Provided entries:
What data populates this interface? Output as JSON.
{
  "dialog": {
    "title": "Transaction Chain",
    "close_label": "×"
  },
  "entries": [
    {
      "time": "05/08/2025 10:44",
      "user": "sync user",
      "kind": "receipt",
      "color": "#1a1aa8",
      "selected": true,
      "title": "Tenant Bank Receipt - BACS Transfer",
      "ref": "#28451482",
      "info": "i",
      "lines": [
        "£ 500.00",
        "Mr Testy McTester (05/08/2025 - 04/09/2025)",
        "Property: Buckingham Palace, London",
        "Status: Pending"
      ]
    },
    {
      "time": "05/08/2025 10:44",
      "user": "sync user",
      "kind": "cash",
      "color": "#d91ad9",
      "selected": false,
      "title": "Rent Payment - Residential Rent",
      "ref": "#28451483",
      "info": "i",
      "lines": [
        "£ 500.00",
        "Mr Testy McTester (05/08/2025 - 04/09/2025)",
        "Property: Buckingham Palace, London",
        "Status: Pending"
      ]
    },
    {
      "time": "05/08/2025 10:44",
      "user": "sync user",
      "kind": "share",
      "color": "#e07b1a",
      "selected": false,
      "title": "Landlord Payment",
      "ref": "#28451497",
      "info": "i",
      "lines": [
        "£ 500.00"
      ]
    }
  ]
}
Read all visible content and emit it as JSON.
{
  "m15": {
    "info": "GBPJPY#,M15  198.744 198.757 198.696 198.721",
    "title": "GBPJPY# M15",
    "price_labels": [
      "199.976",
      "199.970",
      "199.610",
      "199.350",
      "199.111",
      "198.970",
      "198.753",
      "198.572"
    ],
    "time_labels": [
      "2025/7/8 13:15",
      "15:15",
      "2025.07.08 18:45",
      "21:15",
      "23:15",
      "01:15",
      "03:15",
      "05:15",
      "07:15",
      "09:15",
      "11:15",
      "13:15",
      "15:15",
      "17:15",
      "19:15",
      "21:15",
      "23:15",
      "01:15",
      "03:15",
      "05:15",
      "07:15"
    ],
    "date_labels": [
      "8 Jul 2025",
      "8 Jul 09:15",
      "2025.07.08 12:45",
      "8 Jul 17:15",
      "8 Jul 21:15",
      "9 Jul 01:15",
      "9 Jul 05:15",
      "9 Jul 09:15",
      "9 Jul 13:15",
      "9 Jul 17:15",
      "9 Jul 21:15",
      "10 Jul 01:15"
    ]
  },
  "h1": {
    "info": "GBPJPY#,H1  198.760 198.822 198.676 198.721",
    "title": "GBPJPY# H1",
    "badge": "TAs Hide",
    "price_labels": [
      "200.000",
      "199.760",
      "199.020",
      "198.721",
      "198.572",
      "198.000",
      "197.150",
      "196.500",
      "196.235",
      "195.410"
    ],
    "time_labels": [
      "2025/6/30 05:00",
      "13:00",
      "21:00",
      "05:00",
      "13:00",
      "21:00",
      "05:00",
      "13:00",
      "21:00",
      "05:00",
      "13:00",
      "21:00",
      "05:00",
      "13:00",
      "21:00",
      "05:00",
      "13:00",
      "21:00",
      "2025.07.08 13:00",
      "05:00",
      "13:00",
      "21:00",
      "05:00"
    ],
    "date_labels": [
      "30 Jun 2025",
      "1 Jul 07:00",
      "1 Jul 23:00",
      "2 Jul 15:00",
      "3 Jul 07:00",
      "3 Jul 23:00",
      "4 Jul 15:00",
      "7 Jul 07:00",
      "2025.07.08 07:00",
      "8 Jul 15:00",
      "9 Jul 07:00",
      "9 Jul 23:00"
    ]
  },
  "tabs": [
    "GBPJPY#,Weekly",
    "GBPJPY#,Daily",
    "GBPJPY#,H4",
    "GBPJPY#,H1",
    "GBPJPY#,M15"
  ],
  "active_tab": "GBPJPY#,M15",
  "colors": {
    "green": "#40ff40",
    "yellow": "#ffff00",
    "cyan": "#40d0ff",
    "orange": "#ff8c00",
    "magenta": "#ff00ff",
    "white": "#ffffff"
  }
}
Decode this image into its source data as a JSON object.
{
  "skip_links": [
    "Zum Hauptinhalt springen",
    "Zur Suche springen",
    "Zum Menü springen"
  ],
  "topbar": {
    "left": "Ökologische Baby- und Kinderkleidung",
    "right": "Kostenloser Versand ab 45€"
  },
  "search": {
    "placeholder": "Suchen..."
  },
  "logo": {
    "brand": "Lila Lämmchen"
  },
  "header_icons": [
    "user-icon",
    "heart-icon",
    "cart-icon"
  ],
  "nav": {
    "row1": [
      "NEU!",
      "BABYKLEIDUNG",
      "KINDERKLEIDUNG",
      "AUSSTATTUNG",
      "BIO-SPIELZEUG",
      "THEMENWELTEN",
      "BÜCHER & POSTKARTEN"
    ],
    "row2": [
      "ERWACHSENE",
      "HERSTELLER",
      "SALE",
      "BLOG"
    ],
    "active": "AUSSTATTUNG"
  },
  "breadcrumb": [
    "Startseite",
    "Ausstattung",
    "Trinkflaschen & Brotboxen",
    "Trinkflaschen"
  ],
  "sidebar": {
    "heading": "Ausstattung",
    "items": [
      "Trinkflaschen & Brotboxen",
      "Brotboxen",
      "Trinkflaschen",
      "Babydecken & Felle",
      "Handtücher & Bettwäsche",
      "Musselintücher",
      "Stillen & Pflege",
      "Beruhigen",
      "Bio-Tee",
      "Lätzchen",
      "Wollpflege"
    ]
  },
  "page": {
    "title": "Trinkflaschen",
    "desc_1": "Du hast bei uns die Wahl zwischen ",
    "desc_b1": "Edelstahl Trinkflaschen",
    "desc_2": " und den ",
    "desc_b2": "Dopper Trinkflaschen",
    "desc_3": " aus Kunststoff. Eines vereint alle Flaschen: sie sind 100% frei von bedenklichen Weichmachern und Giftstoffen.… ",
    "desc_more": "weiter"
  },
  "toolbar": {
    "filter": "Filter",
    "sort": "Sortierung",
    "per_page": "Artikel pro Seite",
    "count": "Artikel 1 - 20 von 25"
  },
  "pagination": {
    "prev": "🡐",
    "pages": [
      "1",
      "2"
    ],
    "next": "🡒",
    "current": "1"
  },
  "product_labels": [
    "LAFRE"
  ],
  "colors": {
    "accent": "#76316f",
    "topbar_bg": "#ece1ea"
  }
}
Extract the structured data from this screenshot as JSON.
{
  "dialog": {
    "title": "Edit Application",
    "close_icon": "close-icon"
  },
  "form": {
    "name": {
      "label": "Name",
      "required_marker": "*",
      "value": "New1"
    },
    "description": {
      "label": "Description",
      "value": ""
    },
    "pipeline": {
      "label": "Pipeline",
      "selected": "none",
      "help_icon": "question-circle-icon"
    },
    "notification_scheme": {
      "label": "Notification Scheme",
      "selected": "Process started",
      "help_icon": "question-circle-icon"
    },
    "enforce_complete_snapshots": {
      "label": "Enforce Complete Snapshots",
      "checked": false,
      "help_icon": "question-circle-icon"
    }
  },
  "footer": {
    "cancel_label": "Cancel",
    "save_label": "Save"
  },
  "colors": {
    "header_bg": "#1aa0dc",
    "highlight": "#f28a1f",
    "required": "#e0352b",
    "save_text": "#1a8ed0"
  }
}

Goal:
Extract every line above exactly as it stands.

Finished answer:
What data populates this interface? Output as JSON.
{
  "dialog": {
    "title": "Transaction Chain",
    "close_label": "×"
  },
  "entries": [
    {
      "time": "05/08/2025 10:44",
      "user": "sync user",
      "kind": "receipt",
      "color": "#1a1aa8",
      "selected": true,
      "title": "Tenant Bank Receipt - BACS Transfer",
      "ref": "#28451482",
      "info": "i",
      "lines": [
        "£ 500.00",
        "Mr Testy McTester (05/08/2025 - 04/09/2025)",
        "Property: Buckingham Palace, London",
        "Status: Pending"
      ]
    },
    {
      "time": "05/08/2025 10:44",
      "user": "sync user",
      "kind": "cash",
      "color": "#d91ad9",
      "selected": false,
      "title": "Rent Payment - Residential Rent",
      "ref": "#28451483",
      "info": "i",
      "lines": [
        "£ 500.00",
        "Mr Testy McTester (05/08/2025 - 04/09/2025)",
        "Property: Buckingham Palace, London",
        "Status: Pending"
      ]
    },
    {
      "time": "05/08/2025 10:44",
      "user": "sync user",
      "kind": "share",
      "color": "#e07b1a",
      "selected": false,
      "title": "Landlord Payment",
      "ref": "#28451497",
      "info": "i",
      "lines": [
        "£ 500.00"
      ]
    }
  ]
}
Read all visible content and emit it as JSON.
{
  "m15": {
    "info": "GBPJPY#,M15  198.744 198.757 198.696 198.721",
    "title": "GBPJPY# M15",
    "price_labels": [
      "199.976",
      "199.970",
      "199.610",
      "199.350",
      "199.111",
      "198.970",
      "198.753",
      "198.572"
    ],
    "time_labels": [
      "2025/7/8 13:15",
      "15:15",
      "2025.07.08 18:45",
      "21:15",
      "23:15",
      "01:15",
      "03:15",
      "05:15",
      "07:15",
      "09:15",
      "11:15",
      "13:15",
      "15:15",
      "17:15",
      "19:15",
      "21:15",
      "23:15",
      "01:15",
      "03:15",
      "05:15",
      "07:15"
    ],
    "date_labels": [
      "8 Jul 2025",
      "8 Jul 09:15",
      "2025.07.08 12:45",
      "8 Jul 17:15",
      "8 Jul 21:15",
      "9 Jul 01:15",
      "9 Jul 05:15",
      "9 Jul 09:15",
      "9 Jul 13:15",
      "9 Jul 17:15",
      "9 Jul 21:15",
      "10 Jul 01:15"
    ]
  },
  "h1": {
    "info": "GBPJPY#,H1  198.760 198.822 198.676 198.721",
    "title": "GBPJPY# H1",
    "badge": "TAs Hide",
    "price_labels": [
      "200.000",
      "199.760",
      "199.020",
      "198.721",
      "198.572",
      "198.000",
      "197.150",
      "196.500",
      "196.235",
      "195.410"
    ],
    "time_labels": [
      "2025/6/30 05:00",
      "13:00",
      "21:00",
      "05:00",
      "13:00",
      "21:00",
      "05:00",
      "13:00",
      "21:00",
      "05:00",
      "13:00",
      "21:00",
      "05:00",
      "13:00",
      "21:00",
      "05:00",
      "13:00",
      "21:00",
      "2025.07.08 13:00",
      "05:00",
      "13:00",
      "21:00",
      "05:00"
    ],
    "date_labels": [
      "30 Jun 2025",
      "1 Jul 07:00",
      "1 Jul 23:00",
      "2 Jul 15:00",
      "3 Jul 07:00",
      "3 Jul 23:00",
      "4 Jul 15:00",
      "7 Jul 07:00",
      "2025.07.08 07:00",
      "8 Jul 15:00",
      "9 Jul 07:00",
      "9 Jul 23:00"
    ]
  },
  "tabs": [
    "GBPJPY#,Weekly",
    "GBPJPY#,Daily",
    "GBPJPY#,H4",
    "GBPJPY#,H1",
    "GBPJPY#,M15"
  ],
  "active_tab": "GBPJPY#,M15",
  "colors": {
    "green": "#40ff40",
    "yellow": "#ffff00",
    "cyan": "#40d0ff",
    "orange": "#ff8c00",
    "magenta": "#ff00ff",
    "white": "#ffffff"
  }
}
Decode this image into its source data as a JSON object.
{
  "skip_links": [
    "Zum Hauptinhalt springen",
    "Zur Suche springen",
    "Zum Menü springen"
  ],
  "topbar": {
    "left": "Ökologische Baby- und Kinderkleidung",
    "right": "Kostenloser Versand ab 45€"
  },
  "search": {
    "placeholder": "Suchen..."
  },
  "logo": {
    "brand": "Lila Lämmchen"
  },
  "header_icons": [
    "user-icon",
    "heart-icon",
    "cart-icon"
  ],
  "nav": {
    "row1": [
      "NEU!",
      "BABYKLEIDUNG",
      "KINDERKLEIDUNG",
      "AUSSTATTUNG",
      "BIO-SPIELZEUG",
      "THEMENWELTEN",
      "BÜCHER & POSTKARTEN"
    ],
    "row2": [
      "ERWACHSENE",
      "HERSTELLER",
      "SALE",
      "BLOG"
    ],
    "active": "AUSSTATTUNG"
  },
  "breadcrumb": [
    "Startseite",
    "Ausstattung",
    "Trinkflaschen & Brotboxen",
    "Trinkflaschen"
  ],
  "sidebar": {
    "heading": "Ausstattung",
    "items": [
      "Trinkflaschen & Brotboxen",
      "Brotboxen",
      "Trinkflaschen",
      "Babydecken & Felle",
      "Handtücher & Bettwäsche",
      "Musselintücher",
      "Stillen & Pflege",
      "Beruhigen",
      "Bio-Tee",
      "Lätzchen",
      "Wollpflege"
    ]
  },
  "page": {
    "title": "Trinkflaschen",
    "desc_1": "Du hast bei uns die Wahl zwischen ",
    "desc_b1": "Edelstahl Trinkflaschen",
    "desc_2": " und den ",
    "desc_b2": "Dopper Trinkflaschen",
    "desc_3": " aus Kunststoff. Eines vereint alle Flaschen: sie sind 100% frei von bedenklichen Weichmachern und Giftstoffen.… ",
    "desc_more": "weiter"
  },
  "toolbar": {
    "filter": "Filter",
    "sort": "Sortierung",
    "per_page": "Artikel pro Seite",
    "count": "Artikel 1 - 20 von 25"
  },
  "pagination": {
    "prev": "🡐",
    "pages": [
      "1",
      "2"
    ],
    "next": "🡒",
    "current": "1"
  },
  "product_labels": [
    "LAFRE"
  ],
  "colors": {
    "accent": "#76316f",
    "topbar_bg": "#ece1ea"
  }
}
Extract the structured data from this screenshot as JSON.
{
  "dialog": {
    "title": "Edit Application",
    "close_icon": "close-icon"
  },
  "form": {
    "name": {
      "label": "Name",
      "required_marker": "*",
      "value": "New1"
    },
    "description": {
      "label": "Description",
      "value": ""
    },
    "pipeline": {
      "label": "Pipeline",
      "selected": "none",
      "help_icon": "question-circle-icon"
    },
    "notification_scheme": {
      "label": "Notification Scheme",
      "selected": "Process started",
      "help_icon": "question-circle-icon"
    },
    "enforce_complete_snapshots": {
      "label": "Enforce Complete Snapshots",
      "checked": false,
      "help_icon": "question-circle-icon"
    }
  },
  "footer": {
    "cancel_label": "Cancel",
    "save_label": "Save"
  },
  "colors": {
    "header_bg": "#1aa0dc",
    "highlight": "#f28a1f",
    "required": "#e0352b",
    "save_text": "#1a8ed0"
  }
}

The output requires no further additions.